Items from a dataset:
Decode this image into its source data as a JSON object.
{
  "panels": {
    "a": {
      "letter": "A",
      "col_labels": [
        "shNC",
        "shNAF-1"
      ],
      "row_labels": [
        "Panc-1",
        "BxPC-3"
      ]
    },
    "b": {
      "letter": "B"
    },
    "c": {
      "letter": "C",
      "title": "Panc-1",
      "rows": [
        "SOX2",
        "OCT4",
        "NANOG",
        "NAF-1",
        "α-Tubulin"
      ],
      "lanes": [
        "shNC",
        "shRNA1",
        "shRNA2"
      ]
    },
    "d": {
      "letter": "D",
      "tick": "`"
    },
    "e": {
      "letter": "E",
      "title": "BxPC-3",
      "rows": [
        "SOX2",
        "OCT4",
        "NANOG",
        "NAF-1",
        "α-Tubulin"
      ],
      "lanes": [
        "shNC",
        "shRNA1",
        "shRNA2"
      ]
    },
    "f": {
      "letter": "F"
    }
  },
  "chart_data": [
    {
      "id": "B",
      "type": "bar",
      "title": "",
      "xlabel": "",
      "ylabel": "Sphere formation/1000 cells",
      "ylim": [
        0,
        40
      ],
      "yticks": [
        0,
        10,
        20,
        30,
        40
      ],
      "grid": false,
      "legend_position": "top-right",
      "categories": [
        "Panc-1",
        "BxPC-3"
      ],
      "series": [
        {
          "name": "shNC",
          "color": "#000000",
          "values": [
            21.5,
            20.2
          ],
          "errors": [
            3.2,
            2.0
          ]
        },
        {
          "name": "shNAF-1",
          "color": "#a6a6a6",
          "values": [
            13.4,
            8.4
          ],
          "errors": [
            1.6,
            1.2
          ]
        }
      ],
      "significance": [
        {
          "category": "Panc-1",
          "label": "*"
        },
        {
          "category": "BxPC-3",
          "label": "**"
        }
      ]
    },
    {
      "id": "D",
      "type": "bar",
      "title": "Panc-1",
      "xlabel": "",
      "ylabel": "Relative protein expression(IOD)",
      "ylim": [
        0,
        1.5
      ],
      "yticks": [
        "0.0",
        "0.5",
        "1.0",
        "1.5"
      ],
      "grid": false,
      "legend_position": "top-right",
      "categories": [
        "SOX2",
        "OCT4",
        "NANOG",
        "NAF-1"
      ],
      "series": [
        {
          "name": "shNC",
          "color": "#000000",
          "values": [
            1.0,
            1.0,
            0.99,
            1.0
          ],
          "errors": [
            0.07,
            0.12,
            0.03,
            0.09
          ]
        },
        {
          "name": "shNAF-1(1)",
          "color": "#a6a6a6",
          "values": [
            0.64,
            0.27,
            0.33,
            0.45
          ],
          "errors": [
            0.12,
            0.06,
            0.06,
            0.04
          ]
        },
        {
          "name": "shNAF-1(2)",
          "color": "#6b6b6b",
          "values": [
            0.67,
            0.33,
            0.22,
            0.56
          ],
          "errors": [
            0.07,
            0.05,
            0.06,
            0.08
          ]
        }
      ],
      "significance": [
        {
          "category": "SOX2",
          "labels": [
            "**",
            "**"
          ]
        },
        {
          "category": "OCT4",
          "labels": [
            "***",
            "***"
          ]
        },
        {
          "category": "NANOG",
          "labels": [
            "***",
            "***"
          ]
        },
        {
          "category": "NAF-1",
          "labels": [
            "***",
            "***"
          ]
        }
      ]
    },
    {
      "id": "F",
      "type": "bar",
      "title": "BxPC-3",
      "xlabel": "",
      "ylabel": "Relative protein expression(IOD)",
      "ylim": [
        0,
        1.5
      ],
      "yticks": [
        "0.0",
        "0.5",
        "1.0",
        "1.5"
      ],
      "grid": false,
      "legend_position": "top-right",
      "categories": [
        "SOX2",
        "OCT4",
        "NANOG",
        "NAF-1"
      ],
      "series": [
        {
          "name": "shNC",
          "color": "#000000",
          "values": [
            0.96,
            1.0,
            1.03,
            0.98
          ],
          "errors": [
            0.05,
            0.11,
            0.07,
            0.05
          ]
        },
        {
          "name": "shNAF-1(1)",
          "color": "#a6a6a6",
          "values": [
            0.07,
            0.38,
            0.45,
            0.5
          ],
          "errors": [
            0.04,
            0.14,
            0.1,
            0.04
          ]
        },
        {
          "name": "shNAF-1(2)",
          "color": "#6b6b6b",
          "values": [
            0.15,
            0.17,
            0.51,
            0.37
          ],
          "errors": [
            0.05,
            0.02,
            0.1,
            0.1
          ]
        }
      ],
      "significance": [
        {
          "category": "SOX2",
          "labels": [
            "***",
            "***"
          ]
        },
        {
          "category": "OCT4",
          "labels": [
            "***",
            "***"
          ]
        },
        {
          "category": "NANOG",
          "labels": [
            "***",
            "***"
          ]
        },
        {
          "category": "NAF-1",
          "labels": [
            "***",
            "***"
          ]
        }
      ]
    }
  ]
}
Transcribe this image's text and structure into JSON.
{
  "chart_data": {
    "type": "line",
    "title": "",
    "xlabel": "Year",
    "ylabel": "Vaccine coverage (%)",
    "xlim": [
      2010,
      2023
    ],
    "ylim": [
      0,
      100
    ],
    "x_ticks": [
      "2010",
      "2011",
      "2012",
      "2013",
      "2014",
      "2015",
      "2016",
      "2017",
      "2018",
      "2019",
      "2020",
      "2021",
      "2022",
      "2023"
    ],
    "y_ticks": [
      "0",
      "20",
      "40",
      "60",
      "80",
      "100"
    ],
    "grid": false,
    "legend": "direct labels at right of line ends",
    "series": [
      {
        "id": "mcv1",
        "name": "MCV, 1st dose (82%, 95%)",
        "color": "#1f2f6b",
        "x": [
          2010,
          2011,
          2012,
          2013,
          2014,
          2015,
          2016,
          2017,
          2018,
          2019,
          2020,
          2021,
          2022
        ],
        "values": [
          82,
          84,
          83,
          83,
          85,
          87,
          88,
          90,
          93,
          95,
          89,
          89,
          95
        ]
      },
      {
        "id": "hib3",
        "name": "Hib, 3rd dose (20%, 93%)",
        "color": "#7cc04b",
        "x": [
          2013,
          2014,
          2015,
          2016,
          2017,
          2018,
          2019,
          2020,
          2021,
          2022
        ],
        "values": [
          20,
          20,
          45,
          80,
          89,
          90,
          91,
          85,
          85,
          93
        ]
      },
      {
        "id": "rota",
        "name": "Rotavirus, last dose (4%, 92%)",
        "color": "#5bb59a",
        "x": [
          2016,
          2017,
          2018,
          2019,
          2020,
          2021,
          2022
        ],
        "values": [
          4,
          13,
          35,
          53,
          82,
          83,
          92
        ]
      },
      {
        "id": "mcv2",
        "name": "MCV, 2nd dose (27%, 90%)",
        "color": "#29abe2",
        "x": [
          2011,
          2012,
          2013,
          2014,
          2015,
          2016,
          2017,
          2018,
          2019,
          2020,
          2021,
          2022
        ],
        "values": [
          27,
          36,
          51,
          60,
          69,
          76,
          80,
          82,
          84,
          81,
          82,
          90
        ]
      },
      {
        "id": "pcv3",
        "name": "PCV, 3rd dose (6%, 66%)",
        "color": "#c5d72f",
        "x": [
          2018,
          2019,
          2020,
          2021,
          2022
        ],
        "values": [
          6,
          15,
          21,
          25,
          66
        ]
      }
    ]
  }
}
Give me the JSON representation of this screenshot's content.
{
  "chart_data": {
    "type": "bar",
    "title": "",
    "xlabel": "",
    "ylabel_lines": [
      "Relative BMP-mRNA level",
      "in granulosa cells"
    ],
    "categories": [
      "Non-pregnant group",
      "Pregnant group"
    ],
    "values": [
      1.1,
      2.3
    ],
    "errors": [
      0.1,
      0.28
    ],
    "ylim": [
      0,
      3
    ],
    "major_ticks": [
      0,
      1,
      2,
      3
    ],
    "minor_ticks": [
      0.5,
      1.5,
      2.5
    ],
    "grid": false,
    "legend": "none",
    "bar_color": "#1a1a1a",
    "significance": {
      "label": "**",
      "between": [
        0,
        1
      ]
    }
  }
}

TASK TO CARRY OUT:
Set out exactly the run of lines that begins at the line holding "Give me the" and ends at the last line of the data.

WRITTEN SOLUTION:
Give me the JSON representation of this screenshot's content.
{
  "chart_data": {
    "type": "bar",
    "title": "",
    "xlabel": "",
    "ylabel_lines": [
      "Relative BMP-mRNA level",
      "in granulosa cells"
    ],
    "categories": [
      "Non-pregnant group",
      "Pregnant group"
    ],
    "values": [
      1.1,
      2.3
    ],
    "errors": [
      0.1,
      0.28
    ],
    "ylim": [
      0,
      3
    ],
    "major_ticks": [
      0,
      1,
      2,
      3
    ],
    "minor_ticks": [
      0.5,
      1.5,
      2.5
    ],
    "grid": false,
    "legend": "none",
    "bar_color": "#1a1a1a",
    "significance": {
      "label": "**",
      "between": [
        0,
        1
      ]
    }
  }
}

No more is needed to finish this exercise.